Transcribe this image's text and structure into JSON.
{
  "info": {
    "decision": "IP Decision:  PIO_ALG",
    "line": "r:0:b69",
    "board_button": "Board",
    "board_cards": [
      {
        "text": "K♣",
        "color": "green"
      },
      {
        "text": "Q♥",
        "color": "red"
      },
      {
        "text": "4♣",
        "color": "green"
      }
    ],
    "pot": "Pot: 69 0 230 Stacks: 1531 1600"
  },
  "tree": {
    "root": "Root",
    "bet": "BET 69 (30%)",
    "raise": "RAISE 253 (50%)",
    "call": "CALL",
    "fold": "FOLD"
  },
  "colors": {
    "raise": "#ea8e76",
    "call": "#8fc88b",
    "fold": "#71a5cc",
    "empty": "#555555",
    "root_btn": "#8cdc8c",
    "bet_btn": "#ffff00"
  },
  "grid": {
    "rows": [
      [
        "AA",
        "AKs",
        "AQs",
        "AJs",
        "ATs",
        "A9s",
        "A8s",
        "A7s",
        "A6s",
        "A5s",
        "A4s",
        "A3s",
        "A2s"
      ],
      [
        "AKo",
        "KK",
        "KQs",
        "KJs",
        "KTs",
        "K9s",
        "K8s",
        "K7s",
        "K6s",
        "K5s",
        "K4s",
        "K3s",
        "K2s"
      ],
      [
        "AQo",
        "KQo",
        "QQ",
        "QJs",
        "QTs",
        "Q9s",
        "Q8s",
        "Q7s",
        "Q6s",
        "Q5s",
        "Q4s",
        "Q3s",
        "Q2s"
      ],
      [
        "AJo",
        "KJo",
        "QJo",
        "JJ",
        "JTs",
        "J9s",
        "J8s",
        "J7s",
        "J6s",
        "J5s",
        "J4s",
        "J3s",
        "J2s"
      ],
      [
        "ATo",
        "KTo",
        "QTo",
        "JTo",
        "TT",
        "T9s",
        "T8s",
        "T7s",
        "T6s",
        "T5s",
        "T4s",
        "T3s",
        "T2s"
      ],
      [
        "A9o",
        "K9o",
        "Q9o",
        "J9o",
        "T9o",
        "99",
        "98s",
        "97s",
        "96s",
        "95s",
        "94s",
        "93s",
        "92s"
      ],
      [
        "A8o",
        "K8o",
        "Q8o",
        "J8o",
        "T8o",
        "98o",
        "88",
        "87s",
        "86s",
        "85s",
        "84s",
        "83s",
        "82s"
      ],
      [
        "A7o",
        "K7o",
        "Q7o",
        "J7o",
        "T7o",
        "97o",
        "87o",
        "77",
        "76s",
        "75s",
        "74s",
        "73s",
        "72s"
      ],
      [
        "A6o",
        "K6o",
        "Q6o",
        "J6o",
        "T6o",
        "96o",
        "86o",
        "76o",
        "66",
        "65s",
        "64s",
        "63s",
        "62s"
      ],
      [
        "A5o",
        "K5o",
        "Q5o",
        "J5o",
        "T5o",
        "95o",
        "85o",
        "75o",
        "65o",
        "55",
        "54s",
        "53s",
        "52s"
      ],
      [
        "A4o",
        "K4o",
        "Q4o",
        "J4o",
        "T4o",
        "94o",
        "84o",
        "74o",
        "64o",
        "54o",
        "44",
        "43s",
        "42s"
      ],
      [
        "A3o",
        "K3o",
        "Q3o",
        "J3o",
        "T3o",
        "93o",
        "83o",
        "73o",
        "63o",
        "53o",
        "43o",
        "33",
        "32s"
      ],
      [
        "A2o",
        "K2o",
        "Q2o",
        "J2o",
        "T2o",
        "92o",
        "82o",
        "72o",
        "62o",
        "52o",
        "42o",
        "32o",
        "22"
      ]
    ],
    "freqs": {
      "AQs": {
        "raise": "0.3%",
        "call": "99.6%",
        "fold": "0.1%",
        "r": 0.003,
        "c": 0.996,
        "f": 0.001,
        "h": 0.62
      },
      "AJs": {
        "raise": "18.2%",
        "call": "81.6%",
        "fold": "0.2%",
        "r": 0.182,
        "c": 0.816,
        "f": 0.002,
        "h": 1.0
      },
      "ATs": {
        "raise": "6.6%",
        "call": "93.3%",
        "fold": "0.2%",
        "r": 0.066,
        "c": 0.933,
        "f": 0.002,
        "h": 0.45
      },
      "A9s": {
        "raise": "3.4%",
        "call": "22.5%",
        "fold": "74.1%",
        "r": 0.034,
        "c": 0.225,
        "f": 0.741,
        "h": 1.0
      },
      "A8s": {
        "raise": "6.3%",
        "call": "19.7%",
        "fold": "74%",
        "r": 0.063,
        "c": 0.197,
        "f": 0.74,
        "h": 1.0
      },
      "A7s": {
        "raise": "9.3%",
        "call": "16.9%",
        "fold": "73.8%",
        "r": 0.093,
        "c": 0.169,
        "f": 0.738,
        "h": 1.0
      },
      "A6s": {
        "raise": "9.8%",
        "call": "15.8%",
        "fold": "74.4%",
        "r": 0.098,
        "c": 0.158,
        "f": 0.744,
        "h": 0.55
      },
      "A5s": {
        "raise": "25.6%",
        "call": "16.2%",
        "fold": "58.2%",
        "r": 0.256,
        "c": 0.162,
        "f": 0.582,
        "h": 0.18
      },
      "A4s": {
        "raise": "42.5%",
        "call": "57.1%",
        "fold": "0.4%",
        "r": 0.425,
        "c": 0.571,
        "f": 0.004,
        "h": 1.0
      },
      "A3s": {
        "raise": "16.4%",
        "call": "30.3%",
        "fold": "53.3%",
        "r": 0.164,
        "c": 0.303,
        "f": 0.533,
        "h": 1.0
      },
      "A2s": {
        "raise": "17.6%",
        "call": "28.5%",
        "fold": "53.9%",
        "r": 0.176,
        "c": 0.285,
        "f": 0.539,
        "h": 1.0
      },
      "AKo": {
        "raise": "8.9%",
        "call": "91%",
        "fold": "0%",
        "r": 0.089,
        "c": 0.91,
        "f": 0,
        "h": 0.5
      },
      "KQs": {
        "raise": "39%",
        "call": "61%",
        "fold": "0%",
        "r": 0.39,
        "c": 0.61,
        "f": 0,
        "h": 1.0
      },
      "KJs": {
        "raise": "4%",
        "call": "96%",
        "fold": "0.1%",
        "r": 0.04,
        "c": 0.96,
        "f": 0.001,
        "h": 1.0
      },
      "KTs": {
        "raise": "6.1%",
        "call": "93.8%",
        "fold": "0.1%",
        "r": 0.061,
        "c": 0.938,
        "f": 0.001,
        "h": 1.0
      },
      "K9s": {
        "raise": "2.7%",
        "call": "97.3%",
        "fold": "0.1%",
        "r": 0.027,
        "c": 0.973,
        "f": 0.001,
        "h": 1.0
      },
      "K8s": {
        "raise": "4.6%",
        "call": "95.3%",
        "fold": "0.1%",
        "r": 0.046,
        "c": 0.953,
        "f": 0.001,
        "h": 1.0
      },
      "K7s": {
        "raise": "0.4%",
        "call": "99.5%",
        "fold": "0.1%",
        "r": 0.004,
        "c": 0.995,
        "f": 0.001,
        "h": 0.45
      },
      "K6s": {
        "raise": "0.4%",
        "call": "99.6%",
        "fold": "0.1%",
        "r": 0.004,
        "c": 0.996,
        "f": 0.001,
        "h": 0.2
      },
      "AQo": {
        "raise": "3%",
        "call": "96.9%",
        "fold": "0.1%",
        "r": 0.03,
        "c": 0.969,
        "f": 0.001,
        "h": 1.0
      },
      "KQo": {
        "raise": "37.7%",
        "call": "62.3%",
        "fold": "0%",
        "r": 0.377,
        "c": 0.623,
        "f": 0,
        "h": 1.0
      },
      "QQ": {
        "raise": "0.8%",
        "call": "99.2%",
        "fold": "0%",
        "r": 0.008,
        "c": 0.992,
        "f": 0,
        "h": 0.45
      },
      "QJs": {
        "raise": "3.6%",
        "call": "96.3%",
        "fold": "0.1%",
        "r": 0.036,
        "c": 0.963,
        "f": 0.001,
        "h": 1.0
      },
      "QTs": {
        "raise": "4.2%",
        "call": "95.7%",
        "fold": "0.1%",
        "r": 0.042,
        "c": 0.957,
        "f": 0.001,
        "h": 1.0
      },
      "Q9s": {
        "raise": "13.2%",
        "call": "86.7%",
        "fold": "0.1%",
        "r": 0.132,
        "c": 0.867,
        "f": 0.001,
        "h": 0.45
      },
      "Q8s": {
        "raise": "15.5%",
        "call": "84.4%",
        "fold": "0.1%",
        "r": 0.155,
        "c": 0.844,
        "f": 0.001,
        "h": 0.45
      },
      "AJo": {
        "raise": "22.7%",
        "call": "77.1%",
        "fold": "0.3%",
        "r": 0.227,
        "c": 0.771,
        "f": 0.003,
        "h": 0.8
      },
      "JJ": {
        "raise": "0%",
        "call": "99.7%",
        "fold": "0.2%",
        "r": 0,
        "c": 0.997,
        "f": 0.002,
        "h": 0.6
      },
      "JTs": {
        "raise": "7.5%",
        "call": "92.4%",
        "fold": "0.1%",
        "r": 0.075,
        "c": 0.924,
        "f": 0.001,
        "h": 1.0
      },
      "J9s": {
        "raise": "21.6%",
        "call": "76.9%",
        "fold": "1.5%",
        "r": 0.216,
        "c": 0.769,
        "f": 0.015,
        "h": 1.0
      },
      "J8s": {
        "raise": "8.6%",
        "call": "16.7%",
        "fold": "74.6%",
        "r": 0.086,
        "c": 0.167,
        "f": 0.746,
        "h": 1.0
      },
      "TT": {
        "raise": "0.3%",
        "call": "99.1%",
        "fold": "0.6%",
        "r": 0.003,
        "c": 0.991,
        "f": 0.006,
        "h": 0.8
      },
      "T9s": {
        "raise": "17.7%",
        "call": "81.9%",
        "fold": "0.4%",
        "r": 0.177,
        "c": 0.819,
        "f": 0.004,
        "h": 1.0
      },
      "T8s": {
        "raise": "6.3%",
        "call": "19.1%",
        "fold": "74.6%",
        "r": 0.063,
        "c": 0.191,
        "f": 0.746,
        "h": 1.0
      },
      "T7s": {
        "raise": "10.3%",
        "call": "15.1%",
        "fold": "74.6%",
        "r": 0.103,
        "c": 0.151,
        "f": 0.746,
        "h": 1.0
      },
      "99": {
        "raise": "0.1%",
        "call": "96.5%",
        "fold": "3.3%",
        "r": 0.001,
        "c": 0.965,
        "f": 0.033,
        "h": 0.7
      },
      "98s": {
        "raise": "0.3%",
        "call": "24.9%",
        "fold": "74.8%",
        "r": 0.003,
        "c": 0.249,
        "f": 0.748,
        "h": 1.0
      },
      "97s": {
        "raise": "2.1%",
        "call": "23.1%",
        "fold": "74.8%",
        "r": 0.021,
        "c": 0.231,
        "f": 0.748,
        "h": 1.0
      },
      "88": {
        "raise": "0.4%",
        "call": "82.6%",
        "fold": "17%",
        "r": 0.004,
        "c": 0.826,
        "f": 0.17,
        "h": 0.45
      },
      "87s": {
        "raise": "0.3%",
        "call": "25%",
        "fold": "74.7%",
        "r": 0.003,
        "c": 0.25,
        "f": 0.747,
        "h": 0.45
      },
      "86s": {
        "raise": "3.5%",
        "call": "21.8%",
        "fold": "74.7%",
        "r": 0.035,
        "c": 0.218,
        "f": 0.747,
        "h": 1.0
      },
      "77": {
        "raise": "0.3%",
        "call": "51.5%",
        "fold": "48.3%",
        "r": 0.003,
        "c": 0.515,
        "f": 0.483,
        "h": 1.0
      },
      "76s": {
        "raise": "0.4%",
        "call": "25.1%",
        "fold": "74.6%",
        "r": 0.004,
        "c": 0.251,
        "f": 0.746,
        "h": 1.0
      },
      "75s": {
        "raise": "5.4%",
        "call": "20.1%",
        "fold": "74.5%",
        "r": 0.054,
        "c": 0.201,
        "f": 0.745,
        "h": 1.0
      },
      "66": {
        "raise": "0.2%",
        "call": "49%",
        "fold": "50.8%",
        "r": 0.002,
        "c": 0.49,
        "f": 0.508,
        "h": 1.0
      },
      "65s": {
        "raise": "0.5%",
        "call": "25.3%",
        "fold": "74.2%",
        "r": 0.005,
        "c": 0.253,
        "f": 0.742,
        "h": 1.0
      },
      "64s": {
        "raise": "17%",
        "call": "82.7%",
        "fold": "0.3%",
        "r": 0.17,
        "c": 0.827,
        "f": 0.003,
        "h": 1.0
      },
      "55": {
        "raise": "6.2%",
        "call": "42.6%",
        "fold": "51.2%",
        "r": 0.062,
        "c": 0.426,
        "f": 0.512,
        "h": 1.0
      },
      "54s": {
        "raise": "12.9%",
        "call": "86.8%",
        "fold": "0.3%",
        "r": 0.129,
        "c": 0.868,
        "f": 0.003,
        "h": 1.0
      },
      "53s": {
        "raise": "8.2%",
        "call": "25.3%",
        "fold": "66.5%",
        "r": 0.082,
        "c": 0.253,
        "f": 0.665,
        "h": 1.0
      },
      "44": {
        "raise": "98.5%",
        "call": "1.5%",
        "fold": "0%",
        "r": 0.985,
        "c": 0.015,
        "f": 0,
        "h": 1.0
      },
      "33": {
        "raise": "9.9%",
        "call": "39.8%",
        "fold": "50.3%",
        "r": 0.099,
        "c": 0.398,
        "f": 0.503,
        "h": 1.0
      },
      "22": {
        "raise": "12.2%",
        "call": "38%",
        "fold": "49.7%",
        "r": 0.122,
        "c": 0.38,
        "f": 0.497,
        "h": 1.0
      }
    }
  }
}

******

Task instructions: Locate all lines holding the word "text", then copy them out.

Correct answer:
Transcribe this image's text and structure into JSON.
        "text": "K♣",
        "text": "Q♥",
        "text": "4♣",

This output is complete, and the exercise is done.